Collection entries
* * *
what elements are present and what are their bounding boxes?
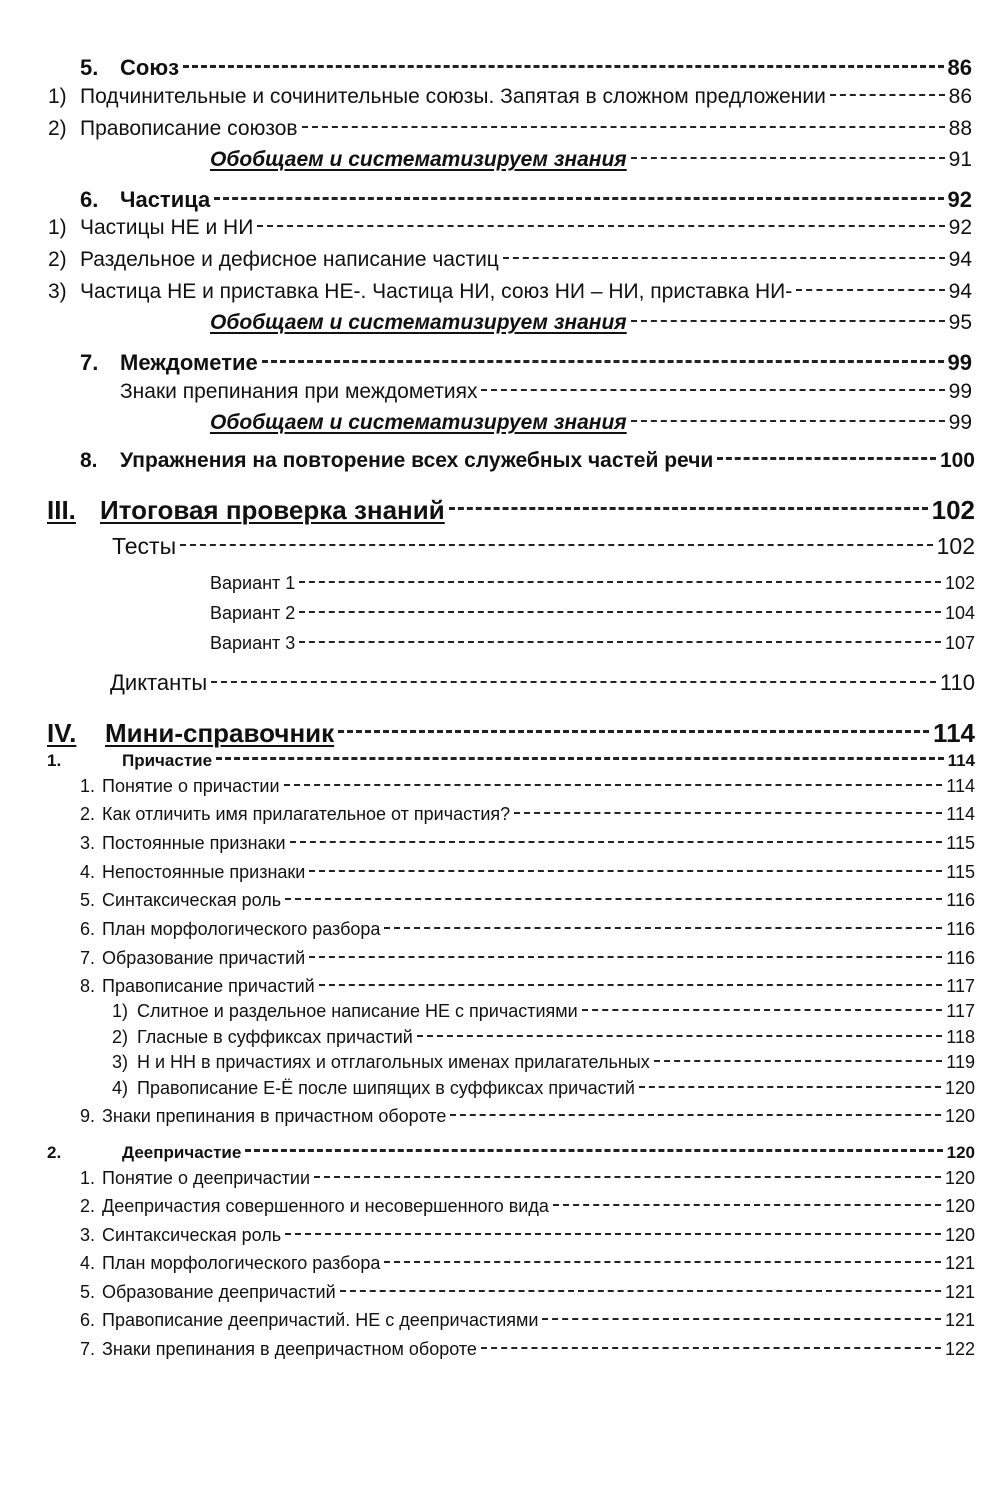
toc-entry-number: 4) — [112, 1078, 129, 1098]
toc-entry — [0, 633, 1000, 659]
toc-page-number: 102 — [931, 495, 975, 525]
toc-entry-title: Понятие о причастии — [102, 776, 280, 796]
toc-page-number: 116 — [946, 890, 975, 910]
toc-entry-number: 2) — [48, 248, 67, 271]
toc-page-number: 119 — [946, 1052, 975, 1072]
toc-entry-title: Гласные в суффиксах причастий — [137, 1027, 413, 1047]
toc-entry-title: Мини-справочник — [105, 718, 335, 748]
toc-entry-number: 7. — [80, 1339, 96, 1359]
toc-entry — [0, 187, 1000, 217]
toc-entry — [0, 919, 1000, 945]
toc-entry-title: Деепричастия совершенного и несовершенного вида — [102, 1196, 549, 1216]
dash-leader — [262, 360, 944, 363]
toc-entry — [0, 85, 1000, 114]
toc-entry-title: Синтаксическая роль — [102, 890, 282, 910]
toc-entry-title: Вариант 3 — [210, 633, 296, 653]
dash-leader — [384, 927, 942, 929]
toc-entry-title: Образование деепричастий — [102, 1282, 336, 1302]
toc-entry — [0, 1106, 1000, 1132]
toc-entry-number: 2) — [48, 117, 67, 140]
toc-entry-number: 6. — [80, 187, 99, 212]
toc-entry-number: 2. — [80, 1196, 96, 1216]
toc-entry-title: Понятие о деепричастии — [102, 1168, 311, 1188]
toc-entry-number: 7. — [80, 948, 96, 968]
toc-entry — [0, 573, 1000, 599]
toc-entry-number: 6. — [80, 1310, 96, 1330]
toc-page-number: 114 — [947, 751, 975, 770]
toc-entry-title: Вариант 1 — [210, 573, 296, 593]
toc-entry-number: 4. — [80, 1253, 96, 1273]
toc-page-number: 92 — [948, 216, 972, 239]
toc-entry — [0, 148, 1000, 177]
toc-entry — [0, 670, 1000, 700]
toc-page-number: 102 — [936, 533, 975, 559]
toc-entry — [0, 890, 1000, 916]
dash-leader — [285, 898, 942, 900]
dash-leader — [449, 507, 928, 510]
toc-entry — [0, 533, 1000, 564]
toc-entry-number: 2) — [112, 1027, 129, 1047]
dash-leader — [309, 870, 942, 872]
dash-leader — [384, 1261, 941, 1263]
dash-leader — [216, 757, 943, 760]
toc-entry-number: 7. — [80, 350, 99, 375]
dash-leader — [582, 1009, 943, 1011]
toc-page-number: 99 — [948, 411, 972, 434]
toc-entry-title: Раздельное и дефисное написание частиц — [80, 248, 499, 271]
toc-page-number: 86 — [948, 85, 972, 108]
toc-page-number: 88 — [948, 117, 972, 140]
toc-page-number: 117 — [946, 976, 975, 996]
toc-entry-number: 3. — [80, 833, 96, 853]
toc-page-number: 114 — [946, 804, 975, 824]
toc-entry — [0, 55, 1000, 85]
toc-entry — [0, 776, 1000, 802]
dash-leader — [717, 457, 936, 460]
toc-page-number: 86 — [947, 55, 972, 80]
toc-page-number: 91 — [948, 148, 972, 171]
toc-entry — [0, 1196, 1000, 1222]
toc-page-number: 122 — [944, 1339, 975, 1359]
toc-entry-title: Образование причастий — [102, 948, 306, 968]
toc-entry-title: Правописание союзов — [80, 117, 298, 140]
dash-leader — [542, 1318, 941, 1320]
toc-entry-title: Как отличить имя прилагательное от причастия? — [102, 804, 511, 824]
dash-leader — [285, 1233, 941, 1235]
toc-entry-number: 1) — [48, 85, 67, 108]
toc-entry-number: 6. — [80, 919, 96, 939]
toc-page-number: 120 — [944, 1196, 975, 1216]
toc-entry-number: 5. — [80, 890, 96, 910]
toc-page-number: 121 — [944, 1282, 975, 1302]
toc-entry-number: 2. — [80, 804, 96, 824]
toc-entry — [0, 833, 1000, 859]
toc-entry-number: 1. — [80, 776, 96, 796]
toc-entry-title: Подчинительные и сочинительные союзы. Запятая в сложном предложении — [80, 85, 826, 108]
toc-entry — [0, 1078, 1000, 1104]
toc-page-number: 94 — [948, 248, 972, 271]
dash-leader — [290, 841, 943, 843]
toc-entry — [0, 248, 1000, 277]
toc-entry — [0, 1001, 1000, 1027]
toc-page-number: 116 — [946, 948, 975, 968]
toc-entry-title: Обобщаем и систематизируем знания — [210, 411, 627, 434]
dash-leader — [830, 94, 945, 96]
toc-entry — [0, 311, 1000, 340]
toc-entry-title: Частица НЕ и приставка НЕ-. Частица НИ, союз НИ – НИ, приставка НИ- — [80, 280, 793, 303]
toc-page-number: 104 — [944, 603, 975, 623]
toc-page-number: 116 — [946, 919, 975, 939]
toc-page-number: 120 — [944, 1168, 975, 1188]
* * *
= Required task =
Copy every line of the data above word for word, leaving out the pictures.

= Written response =
what elements are present and what are their bounding boxes?
toc-entry-number: 4) — [112, 1078, 129, 1098]
toc-entry — [0, 633, 1000, 659]
toc-page-number: 102 — [931, 495, 975, 525]
toc-entry-title: Понятие о причастии — [102, 776, 280, 796]
toc-page-number: 116 — [946, 890, 975, 910]
toc-entry-number: 2) — [48, 248, 67, 271]
toc-page-number: 119 — [946, 1052, 975, 1072]
toc-entry-title: Гласные в суффиксах причастий — [137, 1027, 413, 1047]
toc-entry-title: Мини-справочник — [105, 718, 335, 748]
toc-entry-number: 7. — [80, 1339, 96, 1359]
toc-entry — [0, 187, 1000, 217]
toc-entry — [0, 919, 1000, 945]
toc-entry-title: Деепричастия совершенного и несовершенного вида — [102, 1196, 549, 1216]
dash-leader — [262, 360, 944, 363]
toc-entry — [0, 85, 1000, 114]
toc-entry-title: Синтаксическая роль — [102, 890, 282, 910]
toc-entry-title: Вариант 3 — [210, 633, 296, 653]
dash-leader — [384, 927, 942, 929]
toc-entry-title: Образование деепричастий — [102, 1282, 336, 1302]
toc-entry — [0, 1106, 1000, 1132]
toc-entry-number: 2) — [48, 117, 67, 140]
toc-entry-number: 6. — [80, 187, 99, 212]
toc-entry-number: 2. — [80, 1196, 96, 1216]
toc-entry-title: Понятие о деепричастии — [102, 1168, 311, 1188]
toc-entry-number: 7. — [80, 948, 96, 968]
toc-entry — [0, 573, 1000, 599]
toc-entry-number: 6. — [80, 1310, 96, 1330]
toc-page-number: 114 — [947, 751, 975, 770]
toc-entry-title: Вариант 1 — [210, 573, 296, 593]
toc-entry-number: 4. — [80, 1253, 96, 1273]
toc-page-number: 92 — [948, 216, 972, 239]
toc-entry — [0, 148, 1000, 177]
toc-entry — [0, 670, 1000, 700]
toc-page-number: 102 — [936, 533, 975, 559]
toc-entry — [0, 890, 1000, 916]
dash-leader — [285, 898, 942, 900]
dash-leader — [449, 507, 928, 510]
toc-entry — [0, 533, 1000, 564]
toc-entry-number: 2) — [112, 1027, 129, 1047]
dash-leader — [309, 870, 942, 872]
dash-leader — [384, 1261, 941, 1263]
dash-leader — [216, 757, 943, 760]
toc-entry-number: 7. — [80, 350, 99, 375]
dash-leader — [582, 1009, 943, 1011]
toc-page-number: 99 — [948, 411, 972, 434]
toc-entry-title: Раздельное и дефисное написание частиц — [80, 248, 499, 271]
toc-page-number: 86 — [948, 85, 972, 108]
toc-page-number: 88 — [948, 117, 972, 140]
toc-page-number: 117 — [946, 976, 975, 996]
toc-entry-number: 3. — [80, 833, 96, 853]
toc-page-number: 114 — [946, 804, 975, 824]
toc-entry — [0, 55, 1000, 85]
toc-entry — [0, 776, 1000, 802]
dash-leader — [717, 457, 936, 460]
toc-page-number: 86 — [947, 55, 972, 80]
toc-page-number: 91 — [948, 148, 972, 171]
toc-entry — [0, 1196, 1000, 1222]
toc-page-number: 122 — [944, 1339, 975, 1359]
toc-entry-title: Образование причастий — [102, 948, 306, 968]
toc-entry-title: Правописание союзов — [80, 117, 298, 140]
dash-leader — [542, 1318, 941, 1320]
toc-entry-title: Как отличить имя прилагательное от причастия? — [102, 804, 511, 824]
dash-leader — [285, 1233, 941, 1235]
toc-entry-number: 1) — [48, 85, 67, 108]
toc-entry-number: 6. — [80, 919, 96, 939]
toc-page-number: 120 — [944, 1196, 975, 1216]
toc-entry-number: 5. — [80, 890, 96, 910]
toc-page-number: 121 — [944, 1282, 975, 1302]
toc-entry-number: 2. — [80, 804, 96, 824]
toc-entry — [0, 833, 1000, 859]
toc-entry-number: 1. — [80, 776, 96, 796]
toc-entry-title: Подчинительные и сочинительные союзы. Запятая в сложном предложении — [80, 85, 826, 108]
toc-entry — [0, 1078, 1000, 1104]
toc-page-number: 94 — [948, 248, 972, 271]
dash-leader — [290, 841, 943, 843]
toc-entry — [0, 248, 1000, 277]
toc-entry — [0, 1001, 1000, 1027]
toc-page-number: 116 — [946, 948, 975, 968]
toc-entry-title: Обобщаем и систематизируем знания — [210, 411, 627, 434]
dash-leader — [830, 94, 945, 96]
toc-entry — [0, 311, 1000, 340]
toc-entry-title: Частица НЕ и приставка НЕ-. Частица НИ, союз НИ – НИ, приставка НИ- — [80, 280, 793, 303]
toc-page-number: 104 — [944, 603, 975, 623]
toc-page-number: 116 — [946, 919, 975, 939]
toc-page-number: 120 — [944, 1168, 975, 1188]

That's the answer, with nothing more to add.